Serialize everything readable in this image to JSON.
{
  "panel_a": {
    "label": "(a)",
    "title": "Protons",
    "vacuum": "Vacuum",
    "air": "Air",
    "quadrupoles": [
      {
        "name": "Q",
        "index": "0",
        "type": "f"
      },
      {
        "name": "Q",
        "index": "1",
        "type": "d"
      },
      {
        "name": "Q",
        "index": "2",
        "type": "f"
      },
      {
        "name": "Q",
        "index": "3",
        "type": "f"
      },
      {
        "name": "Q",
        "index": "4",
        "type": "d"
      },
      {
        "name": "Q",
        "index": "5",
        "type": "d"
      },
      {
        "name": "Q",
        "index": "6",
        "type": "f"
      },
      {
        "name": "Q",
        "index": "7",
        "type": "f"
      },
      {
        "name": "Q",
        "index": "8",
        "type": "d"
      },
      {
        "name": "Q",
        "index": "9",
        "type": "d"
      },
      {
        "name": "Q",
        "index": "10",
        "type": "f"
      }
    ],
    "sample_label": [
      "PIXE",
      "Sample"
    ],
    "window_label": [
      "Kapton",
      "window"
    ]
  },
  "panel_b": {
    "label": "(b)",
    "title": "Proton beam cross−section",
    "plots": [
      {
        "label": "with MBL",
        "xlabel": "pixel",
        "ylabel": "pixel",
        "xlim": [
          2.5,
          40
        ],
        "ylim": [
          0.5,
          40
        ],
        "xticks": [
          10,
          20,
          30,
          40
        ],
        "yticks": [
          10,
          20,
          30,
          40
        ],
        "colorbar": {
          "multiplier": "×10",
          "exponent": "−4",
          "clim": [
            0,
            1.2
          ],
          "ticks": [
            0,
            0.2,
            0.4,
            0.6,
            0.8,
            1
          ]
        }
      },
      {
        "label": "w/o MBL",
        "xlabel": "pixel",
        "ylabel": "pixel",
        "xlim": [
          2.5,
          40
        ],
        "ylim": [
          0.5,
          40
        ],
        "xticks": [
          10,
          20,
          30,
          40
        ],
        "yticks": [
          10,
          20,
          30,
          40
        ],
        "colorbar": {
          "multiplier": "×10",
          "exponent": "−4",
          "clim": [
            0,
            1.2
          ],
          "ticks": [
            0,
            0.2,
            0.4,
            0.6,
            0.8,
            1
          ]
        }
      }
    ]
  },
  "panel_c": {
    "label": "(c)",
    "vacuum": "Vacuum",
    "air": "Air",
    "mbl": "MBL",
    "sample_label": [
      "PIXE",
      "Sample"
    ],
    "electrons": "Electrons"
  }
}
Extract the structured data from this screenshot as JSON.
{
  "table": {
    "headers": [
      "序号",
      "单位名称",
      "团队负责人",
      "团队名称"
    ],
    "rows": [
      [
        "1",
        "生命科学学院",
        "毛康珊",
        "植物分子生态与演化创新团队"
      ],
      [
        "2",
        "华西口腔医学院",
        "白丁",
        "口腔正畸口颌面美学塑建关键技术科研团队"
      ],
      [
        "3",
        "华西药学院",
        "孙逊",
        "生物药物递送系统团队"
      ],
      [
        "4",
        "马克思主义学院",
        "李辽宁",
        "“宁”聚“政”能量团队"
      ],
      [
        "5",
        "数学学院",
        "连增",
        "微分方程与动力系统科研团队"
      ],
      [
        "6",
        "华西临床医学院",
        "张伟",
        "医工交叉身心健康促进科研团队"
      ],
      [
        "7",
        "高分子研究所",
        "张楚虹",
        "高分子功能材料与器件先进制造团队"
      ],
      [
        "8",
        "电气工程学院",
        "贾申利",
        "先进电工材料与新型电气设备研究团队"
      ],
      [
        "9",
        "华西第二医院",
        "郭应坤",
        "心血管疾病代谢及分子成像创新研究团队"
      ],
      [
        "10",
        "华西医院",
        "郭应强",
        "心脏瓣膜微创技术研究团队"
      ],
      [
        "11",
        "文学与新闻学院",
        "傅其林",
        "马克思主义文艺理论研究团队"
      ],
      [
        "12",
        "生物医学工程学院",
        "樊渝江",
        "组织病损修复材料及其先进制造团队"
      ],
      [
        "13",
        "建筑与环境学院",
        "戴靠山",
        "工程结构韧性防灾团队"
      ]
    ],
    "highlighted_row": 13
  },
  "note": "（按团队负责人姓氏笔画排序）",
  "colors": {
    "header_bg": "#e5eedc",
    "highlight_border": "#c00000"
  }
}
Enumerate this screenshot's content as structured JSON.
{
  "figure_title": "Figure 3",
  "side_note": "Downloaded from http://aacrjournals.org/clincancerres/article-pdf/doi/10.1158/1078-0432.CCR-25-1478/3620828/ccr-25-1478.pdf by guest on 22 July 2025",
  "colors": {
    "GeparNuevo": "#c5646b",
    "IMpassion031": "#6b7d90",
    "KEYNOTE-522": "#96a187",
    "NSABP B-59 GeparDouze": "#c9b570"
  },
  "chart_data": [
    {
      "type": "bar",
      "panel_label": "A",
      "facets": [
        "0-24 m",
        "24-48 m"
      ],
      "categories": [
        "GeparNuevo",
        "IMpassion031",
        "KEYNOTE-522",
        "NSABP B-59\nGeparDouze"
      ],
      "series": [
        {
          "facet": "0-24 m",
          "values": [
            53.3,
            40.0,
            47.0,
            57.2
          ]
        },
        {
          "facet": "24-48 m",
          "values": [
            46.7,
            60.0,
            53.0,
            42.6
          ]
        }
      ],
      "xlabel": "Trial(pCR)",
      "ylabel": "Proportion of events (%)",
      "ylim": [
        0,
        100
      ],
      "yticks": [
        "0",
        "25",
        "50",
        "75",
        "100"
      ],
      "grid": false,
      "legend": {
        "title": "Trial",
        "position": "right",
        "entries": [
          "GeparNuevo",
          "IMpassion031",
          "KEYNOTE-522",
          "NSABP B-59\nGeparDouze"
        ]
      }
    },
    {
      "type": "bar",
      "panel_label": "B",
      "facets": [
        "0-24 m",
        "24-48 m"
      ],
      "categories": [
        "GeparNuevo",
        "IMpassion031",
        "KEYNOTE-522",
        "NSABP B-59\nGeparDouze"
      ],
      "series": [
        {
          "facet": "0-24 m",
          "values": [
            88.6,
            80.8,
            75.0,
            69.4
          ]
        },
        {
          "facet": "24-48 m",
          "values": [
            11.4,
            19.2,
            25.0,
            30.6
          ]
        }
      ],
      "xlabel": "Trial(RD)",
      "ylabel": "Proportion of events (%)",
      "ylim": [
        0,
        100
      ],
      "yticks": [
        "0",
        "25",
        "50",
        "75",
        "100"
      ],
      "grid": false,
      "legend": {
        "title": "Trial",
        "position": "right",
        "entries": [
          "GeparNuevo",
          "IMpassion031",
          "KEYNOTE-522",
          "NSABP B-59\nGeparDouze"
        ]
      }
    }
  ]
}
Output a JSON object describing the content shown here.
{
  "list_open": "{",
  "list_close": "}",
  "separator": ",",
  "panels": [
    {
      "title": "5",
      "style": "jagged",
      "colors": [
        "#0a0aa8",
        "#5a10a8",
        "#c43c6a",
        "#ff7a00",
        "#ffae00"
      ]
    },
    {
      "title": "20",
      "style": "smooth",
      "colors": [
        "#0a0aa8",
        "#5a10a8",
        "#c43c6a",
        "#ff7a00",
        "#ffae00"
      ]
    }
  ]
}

Goal: Retype the records in full. Keep every line identical to the original.

Full response:
Serialize everything readable in this image to JSON.
{
  "panel_a": {
    "label": "(a)",
    "title": "Protons",
    "vacuum": "Vacuum",
    "air": "Air",
    "quadrupoles": [
      {
        "name": "Q",
        "index": "0",
        "type": "f"
      },
      {
        "name": "Q",
        "index": "1",
        "type": "d"
      },
      {
        "name": "Q",
        "index": "2",
        "type": "f"
      },
      {
        "name": "Q",
        "index": "3",
        "type": "f"
      },
      {
        "name": "Q",
        "index": "4",
        "type": "d"
      },
      {
        "name": "Q",
        "index": "5",
        "type": "d"
      },
      {
        "name": "Q",
        "index": "6",
        "type": "f"
      },
      {
        "name": "Q",
        "index": "7",
        "type": "f"
      },
      {
        "name": "Q",
        "index": "8",
        "type": "d"
      },
      {
        "name": "Q",
        "index": "9",
        "type": "d"
      },
      {
        "name": "Q",
        "index": "10",
        "type": "f"
      }
    ],
    "sample_label": [
      "PIXE",
      "Sample"
    ],
    "window_label": [
      "Kapton",
      "window"
    ]
  },
  "panel_b": {
    "label": "(b)",
    "title": "Proton beam cross−section",
    "plots": [
      {
        "label": "with MBL",
        "xlabel": "pixel",
        "ylabel": "pixel",
        "xlim": [
          2.5,
          40
        ],
        "ylim": [
          0.5,
          40
        ],
        "xticks": [
          10,
          20,
          30,
          40
        ],
        "yticks": [
          10,
          20,
          30,
          40
        ],
        "colorbar": {
          "multiplier": "×10",
          "exponent": "−4",
          "clim": [
            0,
            1.2
          ],
          "ticks": [
            0,
            0.2,
            0.4,
            0.6,
            0.8,
            1
          ]
        }
      },
      {
        "label": "w/o MBL",
        "xlabel": "pixel",
        "ylabel": "pixel",
        "xlim": [
          2.5,
          40
        ],
        "ylim": [
          0.5,
          40
        ],
        "xticks": [
          10,
          20,
          30,
          40
        ],
        "yticks": [
          10,
          20,
          30,
          40
        ],
        "colorbar": {
          "multiplier": "×10",
          "exponent": "−4",
          "clim": [
            0,
            1.2
          ],
          "ticks": [
            0,
            0.2,
            0.4,
            0.6,
            0.8,
            1
          ]
        }
      }
    ]
  },
  "panel_c": {
    "label": "(c)",
    "vacuum": "Vacuum",
    "air": "Air",
    "mbl": "MBL",
    "sample_label": [
      "PIXE",
      "Sample"
    ],
    "electrons": "Electrons"
  }
}
Extract the structured data from this screenshot as JSON.
{
  "table": {
    "headers": [
      "序号",
      "单位名称",
      "团队负责人",
      "团队名称"
    ],
    "rows": [
      [
        "1",
        "生命科学学院",
        "毛康珊",
        "植物分子生态与演化创新团队"
      ],
      [
        "2",
        "华西口腔医学院",
        "白丁",
        "口腔正畸口颌面美学塑建关键技术科研团队"
      ],
      [
        "3",
        "华西药学院",
        "孙逊",
        "生物药物递送系统团队"
      ],
      [
        "4",
        "马克思主义学院",
        "李辽宁",
        "“宁”聚“政”能量团队"
      ],
      [
        "5",
        "数学学院",
        "连增",
        "微分方程与动力系统科研团队"
      ],
      [
        "6",
        "华西临床医学院",
        "张伟",
        "医工交叉身心健康促进科研团队"
      ],
      [
        "7",
        "高分子研究所",
        "张楚虹",
        "高分子功能材料与器件先进制造团队"
      ],
      [
        "8",
        "电气工程学院",
        "贾申利",
        "先进电工材料与新型电气设备研究团队"
      ],
      [
        "9",
        "华西第二医院",
        "郭应坤",
        "心血管疾病代谢及分子成像创新研究团队"
      ],
      [
        "10",
        "华西医院",
        "郭应强",
        "心脏瓣膜微创技术研究团队"
      ],
      [
        "11",
        "文学与新闻学院",
        "傅其林",
        "马克思主义文艺理论研究团队"
      ],
      [
        "12",
        "生物医学工程学院",
        "樊渝江",
        "组织病损修复材料及其先进制造团队"
      ],
      [
        "13",
        "建筑与环境学院",
        "戴靠山",
        "工程结构韧性防灾团队"
      ]
    ],
    "highlighted_row": 13
  },
  "note": "（按团队负责人姓氏笔画排序）",
  "colors": {
    "header_bg": "#e5eedc",
    "highlight_border": "#c00000"
  }
}
Enumerate this screenshot's content as structured JSON.
{
  "figure_title": "Figure 3",
  "side_note": "Downloaded from http://aacrjournals.org/clincancerres/article-pdf/doi/10.1158/1078-0432.CCR-25-1478/3620828/ccr-25-1478.pdf by guest on 22 July 2025",
  "colors": {
    "GeparNuevo": "#c5646b",
    "IMpassion031": "#6b7d90",
    "KEYNOTE-522": "#96a187",
    "NSABP B-59 GeparDouze": "#c9b570"
  },
  "chart_data": [
    {
      "type": "bar",
      "panel_label": "A",
      "facets": [
        "0-24 m",
        "24-48 m"
      ],
      "categories": [
        "GeparNuevo",
        "IMpassion031",
        "KEYNOTE-522",
        "NSABP B-59\nGeparDouze"
      ],
      "series": [
        {
          "facet": "0-24 m",
          "values": [
            53.3,
            40.0,
            47.0,
            57.2
          ]
        },
        {
          "facet": "24-48 m",
          "values": [
            46.7,
            60.0,
            53.0,
            42.6
          ]
        }
      ],
      "xlabel": "Trial(pCR)",
      "ylabel": "Proportion of events (%)",
      "ylim": [
        0,
        100
      ],
      "yticks": [
        "0",
        "25",
        "50",
        "75",
        "100"
      ],
      "grid": false,
      "legend": {
        "title": "Trial",
        "position": "right",
        "entries": [
          "GeparNuevo",
          "IMpassion031",
          "KEYNOTE-522",
          "NSABP B-59\nGeparDouze"
        ]
      }
    },
    {
      "type": "bar",
      "panel_label": "B",
      "facets": [
        "0-24 m",
        "24-48 m"
      ],
      "categories": [
        "GeparNuevo",
        "IMpassion031",
        "KEYNOTE-522",
        "NSABP B-59\nGeparDouze"
      ],
      "series": [
        {
          "facet": "0-24 m",
          "values": [
            88.6,
            80.8,
            75.0,
            69.4
          ]
        },
        {
          "facet": "24-48 m",
          "values": [
            11.4,
            19.2,
            25.0,
            30.6
          ]
        }
      ],
      "xlabel": "Trial(RD)",
      "ylabel": "Proportion of events (%)",
      "ylim": [
        0,
        100
      ],
      "yticks": [
        "0",
        "25",
        "50",
        "75",
        "100"
      ],
      "grid": false,
      "legend": {
        "title": "Trial",
        "position": "right",
        "entries": [
          "GeparNuevo",
          "IMpassion031",
          "KEYNOTE-522",
          "NSABP B-59\nGeparDouze"
        ]
      }
    }
  ]
}
Output a JSON object describing the content shown here.
{
  "list_open": "{",
  "list_close": "}",
  "separator": ",",
  "panels": [
    {
      "title": "5",
      "style": "jagged",
      "colors": [
        "#0a0aa8",
        "#5a10a8",
        "#c43c6a",
        "#ff7a00",
        "#ffae00"
      ]
    },
    {
      "title": "20",
      "style": "smooth",
      "colors": [
        "#0a0aa8",
        "#5a10a8",
        "#c43c6a",
        "#ff7a00",
        "#ffae00"
      ]
    }
  ]
}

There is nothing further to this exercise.